Records contained in a dataset:
** begin **
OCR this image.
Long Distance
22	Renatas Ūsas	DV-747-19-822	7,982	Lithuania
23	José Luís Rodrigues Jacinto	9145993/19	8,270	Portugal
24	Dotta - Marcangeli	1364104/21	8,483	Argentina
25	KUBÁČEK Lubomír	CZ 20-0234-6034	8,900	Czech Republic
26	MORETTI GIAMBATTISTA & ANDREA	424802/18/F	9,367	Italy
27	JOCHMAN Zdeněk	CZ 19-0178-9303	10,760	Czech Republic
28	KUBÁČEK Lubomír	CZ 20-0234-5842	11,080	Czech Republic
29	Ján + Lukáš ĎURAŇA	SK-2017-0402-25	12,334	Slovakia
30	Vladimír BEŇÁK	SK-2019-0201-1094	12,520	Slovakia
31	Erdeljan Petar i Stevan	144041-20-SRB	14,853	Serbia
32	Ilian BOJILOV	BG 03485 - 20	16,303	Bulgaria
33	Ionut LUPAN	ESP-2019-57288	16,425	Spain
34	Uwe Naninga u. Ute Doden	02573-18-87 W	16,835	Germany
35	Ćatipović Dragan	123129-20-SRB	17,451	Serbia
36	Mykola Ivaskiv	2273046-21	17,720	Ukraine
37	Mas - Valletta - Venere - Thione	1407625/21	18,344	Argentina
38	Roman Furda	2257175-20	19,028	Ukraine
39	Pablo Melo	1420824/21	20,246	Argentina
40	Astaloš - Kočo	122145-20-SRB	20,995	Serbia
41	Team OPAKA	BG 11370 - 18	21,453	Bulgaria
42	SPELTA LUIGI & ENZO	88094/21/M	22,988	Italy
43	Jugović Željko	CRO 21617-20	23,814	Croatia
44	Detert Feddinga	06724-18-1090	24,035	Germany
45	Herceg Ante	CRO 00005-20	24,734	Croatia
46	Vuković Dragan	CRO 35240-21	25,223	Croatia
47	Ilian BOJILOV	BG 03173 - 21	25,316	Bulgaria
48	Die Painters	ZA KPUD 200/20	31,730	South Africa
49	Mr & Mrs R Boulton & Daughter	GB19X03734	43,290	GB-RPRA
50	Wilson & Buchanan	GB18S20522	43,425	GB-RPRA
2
** end **
» Written exercise
Show the lines of the material that contain the word "KUBÁČEK".

» Response for this exercise
25	KUBÁČEK Lubomír	CZ 20-0234-6034	8,900	Czech Republic
28	KUBÁČEK Lubomír	CZ 20-0234-5842	11,080	Czech Republic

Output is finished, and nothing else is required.